Rows from a dataset:
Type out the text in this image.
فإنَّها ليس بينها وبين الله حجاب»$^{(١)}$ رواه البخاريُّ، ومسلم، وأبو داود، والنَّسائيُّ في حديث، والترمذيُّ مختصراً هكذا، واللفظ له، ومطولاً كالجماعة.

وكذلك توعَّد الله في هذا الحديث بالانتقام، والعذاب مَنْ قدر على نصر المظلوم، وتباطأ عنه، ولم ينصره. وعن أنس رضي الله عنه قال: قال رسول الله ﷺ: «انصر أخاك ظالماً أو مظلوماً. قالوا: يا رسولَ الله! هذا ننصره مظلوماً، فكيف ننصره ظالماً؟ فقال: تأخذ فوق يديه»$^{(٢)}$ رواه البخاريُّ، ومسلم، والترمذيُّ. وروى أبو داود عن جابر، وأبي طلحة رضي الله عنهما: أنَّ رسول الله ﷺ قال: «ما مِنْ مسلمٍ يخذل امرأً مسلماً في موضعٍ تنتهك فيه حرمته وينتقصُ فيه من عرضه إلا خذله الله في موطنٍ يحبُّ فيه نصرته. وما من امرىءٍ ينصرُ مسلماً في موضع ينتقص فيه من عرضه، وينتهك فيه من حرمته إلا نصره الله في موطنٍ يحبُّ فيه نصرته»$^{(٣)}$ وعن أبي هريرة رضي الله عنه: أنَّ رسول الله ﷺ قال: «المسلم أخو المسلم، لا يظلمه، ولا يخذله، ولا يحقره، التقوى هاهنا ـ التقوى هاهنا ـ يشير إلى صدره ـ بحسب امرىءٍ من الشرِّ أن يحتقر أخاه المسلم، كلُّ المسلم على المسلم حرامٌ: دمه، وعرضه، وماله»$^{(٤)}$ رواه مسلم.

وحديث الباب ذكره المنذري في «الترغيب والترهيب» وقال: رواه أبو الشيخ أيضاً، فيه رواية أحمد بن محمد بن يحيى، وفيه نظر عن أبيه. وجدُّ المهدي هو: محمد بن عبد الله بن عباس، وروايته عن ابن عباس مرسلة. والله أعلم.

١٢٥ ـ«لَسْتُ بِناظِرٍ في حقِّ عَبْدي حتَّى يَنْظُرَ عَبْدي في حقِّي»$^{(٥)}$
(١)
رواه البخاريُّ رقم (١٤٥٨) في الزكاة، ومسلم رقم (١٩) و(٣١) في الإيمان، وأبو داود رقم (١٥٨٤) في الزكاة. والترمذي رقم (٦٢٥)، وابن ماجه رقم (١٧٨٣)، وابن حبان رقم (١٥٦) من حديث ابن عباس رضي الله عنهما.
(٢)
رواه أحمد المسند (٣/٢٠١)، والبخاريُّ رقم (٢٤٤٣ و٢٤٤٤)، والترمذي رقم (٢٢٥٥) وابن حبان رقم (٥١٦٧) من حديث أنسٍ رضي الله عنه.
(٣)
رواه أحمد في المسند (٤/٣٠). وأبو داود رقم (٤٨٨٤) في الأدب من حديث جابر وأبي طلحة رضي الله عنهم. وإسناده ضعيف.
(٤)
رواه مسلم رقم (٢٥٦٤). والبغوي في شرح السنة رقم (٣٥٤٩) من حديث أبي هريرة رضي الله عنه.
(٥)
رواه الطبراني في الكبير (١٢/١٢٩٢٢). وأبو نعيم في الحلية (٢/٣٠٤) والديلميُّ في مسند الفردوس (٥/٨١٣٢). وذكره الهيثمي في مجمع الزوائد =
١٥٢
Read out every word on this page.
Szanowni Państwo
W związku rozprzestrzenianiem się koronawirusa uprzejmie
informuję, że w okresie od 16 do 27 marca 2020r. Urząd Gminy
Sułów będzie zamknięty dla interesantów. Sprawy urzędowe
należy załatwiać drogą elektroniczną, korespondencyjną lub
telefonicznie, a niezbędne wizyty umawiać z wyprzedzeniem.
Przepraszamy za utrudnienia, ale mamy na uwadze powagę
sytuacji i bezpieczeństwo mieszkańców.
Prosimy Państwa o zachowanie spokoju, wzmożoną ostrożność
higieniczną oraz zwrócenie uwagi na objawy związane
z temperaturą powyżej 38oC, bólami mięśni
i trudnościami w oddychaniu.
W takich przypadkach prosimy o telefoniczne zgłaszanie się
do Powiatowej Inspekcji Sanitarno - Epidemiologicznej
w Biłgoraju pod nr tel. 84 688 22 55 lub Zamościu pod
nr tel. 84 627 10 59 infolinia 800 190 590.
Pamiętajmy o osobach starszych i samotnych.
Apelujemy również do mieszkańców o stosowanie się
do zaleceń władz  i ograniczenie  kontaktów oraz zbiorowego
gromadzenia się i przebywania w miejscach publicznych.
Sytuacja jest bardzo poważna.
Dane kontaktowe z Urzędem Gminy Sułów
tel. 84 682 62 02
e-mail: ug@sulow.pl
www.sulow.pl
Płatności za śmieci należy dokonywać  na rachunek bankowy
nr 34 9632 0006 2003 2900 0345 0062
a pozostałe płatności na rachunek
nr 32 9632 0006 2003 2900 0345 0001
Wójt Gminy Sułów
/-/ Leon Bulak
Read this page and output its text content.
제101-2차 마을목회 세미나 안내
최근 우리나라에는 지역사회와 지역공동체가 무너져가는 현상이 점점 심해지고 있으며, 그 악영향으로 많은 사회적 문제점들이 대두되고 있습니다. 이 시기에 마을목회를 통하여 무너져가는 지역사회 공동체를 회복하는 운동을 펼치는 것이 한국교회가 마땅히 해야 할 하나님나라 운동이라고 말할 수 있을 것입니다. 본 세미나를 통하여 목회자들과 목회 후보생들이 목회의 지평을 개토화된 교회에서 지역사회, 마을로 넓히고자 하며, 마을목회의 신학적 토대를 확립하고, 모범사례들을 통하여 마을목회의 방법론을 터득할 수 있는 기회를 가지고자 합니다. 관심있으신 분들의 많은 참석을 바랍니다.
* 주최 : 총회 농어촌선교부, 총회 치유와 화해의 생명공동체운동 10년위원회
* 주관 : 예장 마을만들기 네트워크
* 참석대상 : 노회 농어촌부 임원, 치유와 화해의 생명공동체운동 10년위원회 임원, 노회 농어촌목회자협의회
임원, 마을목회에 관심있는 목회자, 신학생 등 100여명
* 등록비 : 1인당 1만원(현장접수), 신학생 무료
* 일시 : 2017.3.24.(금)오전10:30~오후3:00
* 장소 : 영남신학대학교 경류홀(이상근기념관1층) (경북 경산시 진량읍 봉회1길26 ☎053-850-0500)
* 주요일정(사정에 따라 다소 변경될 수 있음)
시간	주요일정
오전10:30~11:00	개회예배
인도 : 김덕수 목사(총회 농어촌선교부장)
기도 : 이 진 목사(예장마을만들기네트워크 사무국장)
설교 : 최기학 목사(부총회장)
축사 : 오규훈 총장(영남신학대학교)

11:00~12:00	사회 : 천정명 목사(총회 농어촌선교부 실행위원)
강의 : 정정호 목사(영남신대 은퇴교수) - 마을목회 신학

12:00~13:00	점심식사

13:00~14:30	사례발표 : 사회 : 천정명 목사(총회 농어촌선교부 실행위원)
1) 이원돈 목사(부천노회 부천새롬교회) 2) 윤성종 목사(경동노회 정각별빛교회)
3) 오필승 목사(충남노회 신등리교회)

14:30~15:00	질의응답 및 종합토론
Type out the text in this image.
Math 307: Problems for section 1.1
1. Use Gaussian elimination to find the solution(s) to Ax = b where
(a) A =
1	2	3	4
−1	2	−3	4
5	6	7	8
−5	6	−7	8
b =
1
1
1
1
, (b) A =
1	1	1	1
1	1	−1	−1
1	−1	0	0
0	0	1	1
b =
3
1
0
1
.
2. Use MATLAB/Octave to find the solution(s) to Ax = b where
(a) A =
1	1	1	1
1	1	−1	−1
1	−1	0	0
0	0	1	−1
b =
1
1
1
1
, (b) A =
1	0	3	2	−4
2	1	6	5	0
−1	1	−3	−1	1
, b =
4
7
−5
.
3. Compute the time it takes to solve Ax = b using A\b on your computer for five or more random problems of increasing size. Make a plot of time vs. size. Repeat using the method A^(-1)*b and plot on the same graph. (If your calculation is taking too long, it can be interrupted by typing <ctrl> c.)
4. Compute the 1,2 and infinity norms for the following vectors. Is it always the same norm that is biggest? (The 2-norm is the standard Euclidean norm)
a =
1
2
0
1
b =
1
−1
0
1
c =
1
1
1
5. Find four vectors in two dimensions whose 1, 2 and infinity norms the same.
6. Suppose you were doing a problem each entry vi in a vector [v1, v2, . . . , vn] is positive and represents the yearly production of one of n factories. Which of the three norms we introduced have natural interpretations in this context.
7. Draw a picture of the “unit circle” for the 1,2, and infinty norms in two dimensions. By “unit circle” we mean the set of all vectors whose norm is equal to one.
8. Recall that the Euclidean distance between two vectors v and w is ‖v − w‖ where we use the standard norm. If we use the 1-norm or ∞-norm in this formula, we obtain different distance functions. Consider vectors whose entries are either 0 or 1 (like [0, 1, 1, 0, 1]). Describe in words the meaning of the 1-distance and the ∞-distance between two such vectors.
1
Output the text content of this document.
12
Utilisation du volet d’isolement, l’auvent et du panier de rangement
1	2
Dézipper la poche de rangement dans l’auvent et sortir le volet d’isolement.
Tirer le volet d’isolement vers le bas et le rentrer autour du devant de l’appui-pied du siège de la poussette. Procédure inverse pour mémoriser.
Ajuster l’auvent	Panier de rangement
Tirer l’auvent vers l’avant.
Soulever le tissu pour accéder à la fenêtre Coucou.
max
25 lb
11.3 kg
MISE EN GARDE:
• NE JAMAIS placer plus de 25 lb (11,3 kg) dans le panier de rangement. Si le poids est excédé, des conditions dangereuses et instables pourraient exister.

__REQUIRED WORK__: Count how many lines hold the string "المسند" and give that number alone.

__WRITTEN SOLUTION__: 2